┌──

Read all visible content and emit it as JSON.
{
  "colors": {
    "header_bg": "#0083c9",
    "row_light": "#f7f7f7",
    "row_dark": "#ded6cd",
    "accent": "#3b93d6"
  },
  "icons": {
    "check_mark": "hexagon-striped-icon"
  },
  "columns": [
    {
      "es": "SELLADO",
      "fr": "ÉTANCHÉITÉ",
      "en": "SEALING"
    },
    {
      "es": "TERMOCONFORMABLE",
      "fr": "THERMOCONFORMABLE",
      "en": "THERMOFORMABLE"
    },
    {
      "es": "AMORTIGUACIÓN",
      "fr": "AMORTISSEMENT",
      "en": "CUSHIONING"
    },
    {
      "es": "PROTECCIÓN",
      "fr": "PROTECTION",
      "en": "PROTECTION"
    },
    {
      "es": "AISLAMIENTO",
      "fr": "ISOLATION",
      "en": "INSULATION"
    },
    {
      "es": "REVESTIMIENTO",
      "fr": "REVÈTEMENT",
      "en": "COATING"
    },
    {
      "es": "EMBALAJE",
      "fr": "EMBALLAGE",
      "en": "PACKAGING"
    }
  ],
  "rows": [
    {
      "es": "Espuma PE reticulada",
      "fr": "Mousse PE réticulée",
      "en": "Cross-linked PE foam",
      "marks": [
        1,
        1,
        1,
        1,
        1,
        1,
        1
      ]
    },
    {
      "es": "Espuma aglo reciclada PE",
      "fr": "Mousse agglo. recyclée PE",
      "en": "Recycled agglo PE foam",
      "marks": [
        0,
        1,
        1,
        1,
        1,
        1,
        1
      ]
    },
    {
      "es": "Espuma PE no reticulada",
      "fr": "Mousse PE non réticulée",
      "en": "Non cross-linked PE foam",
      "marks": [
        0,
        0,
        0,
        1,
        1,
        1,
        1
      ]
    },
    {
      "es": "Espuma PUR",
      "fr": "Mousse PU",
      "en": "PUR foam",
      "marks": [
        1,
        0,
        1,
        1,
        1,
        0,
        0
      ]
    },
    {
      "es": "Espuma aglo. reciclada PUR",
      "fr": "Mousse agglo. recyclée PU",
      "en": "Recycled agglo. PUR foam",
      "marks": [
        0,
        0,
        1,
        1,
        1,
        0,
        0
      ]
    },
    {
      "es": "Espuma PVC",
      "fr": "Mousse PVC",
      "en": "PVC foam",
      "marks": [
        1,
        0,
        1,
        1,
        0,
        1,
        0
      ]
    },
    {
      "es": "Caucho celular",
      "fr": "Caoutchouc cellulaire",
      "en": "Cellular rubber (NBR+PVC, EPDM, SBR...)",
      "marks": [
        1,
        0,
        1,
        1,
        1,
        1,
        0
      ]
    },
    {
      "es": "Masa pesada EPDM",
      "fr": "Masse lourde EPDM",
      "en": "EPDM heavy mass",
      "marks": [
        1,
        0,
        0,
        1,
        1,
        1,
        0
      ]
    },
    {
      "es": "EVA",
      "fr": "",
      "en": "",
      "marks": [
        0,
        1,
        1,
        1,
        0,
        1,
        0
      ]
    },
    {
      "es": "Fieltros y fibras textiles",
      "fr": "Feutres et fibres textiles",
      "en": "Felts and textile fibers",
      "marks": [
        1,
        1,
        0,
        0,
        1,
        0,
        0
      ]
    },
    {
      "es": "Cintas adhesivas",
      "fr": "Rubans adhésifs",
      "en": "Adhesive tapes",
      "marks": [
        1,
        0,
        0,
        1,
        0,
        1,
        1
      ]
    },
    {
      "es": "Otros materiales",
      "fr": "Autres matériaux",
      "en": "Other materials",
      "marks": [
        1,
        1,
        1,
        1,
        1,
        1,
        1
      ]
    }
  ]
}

└──

**Given exercise**
Print every line of the records exactly. Omit nothing.

**Task answer**
Read all visible content and emit it as JSON.
{
  "colors": {
    "header_bg": "#0083c9",
    "row_light": "#f7f7f7",
    "row_dark": "#ded6cd",
    "accent": "#3b93d6"
  },
  "icons": {
    "check_mark": "hexagon-striped-icon"
  },
  "columns": [
    {
      "es": "SELLADO",
      "fr": "ÉTANCHÉITÉ",
      "en": "SEALING"
    },
    {
      "es": "TERMOCONFORMABLE",
      "fr": "THERMOCONFORMABLE",
      "en": "THERMOFORMABLE"
    },
    {
      "es": "AMORTIGUACIÓN",
      "fr": "AMORTISSEMENT",
      "en": "CUSHIONING"
    },
    {
      "es": "PROTECCIÓN",
      "fr": "PROTECTION",
      "en": "PROTECTION"
    },
    {
      "es": "AISLAMIENTO",
      "fr": "ISOLATION",
      "en": "INSULATION"
    },
    {
      "es": "REVESTIMIENTO",
      "fr": "REVÈTEMENT",
      "en": "COATING"
    },
    {
      "es": "EMBALAJE",
      "fr": "EMBALLAGE",
      "en": "PACKAGING"
    }
  ],
  "rows": [
    {
      "es": "Espuma PE reticulada",
      "fr": "Mousse PE réticulée",
      "en": "Cross-linked PE foam",
      "marks": [
        1,
        1,
        1,
        1,
        1,
        1,
        1
      ]
    },
    {
      "es": "Espuma aglo reciclada PE",
      "fr": "Mousse agglo. recyclée PE",
      "en": "Recycled agglo PE foam",
      "marks": [
        0,
        1,
        1,
        1,
        1,
        1,
        1
      ]
    },
    {
      "es": "Espuma PE no reticulada",
      "fr": "Mousse PE non réticulée",
      "en": "Non cross-linked PE foam",
      "marks": [
        0,
        0,
        0,
        1,
        1,
        1,
        1
      ]
    },
    {
      "es": "Espuma PUR",
      "fr": "Mousse PU",
      "en": "PUR foam",
      "marks": [
        1,
        0,
        1,
        1,
        1,
        0,
        0
      ]
    },
    {
      "es": "Espuma aglo. reciclada PUR",
      "fr": "Mousse agglo. recyclée PU",
      "en": "Recycled agglo. PUR foam",
      "marks": [
        0,
        0,
        1,
        1,
        1,
        0,
        0
      ]
    },
    {
      "es": "Espuma PVC",
      "fr": "Mousse PVC",
      "en": "PVC foam",
      "marks": [
        1,
        0,
        1,
        1,
        0,
        1,
        0
      ]
    },
    {
      "es": "Caucho celular",
      "fr": "Caoutchouc cellulaire",
      "en": "Cellular rubber (NBR+PVC, EPDM, SBR...)",
      "marks": [
        1,
        0,
        1,
        1,
        1,
        1,
        0
      ]
    },
    {
      "es": "Masa pesada EPDM",
      "fr": "Masse lourde EPDM",
      "en": "EPDM heavy mass",
      "marks": [
        1,
        0,
        0,
        1,
        1,
        1,
        0
      ]
    },
    {
      "es": "EVA",
      "fr": "",
      "en": "",
      "marks": [
        0,
        1,
        1,
        1,
        0,
        1,
        0
      ]
    },
    {
      "es": "Fieltros y fibras textiles",
      "fr": "Feutres et fibres textiles",
      "en": "Felts and textile fibers",
      "marks": [
        1,
        1,
        0,
        0,
        1,
        0,
        0
      ]
    },
    {
      "es": "Cintas adhesivas",
      "fr": "Rubans adhésifs",
      "en": "Adhesive tapes",
      "marks": [
        1,
        0,
        0,
        1,
        0,
        1,
        1
      ]
    },
    {
      "es": "Otros materiales",
      "fr": "Autres matériaux",
      "en": "Other materials",
      "marks": [
        1,
        1,
        1,
        1,
        1,
        1,
        1
      ]
    }
  ]
}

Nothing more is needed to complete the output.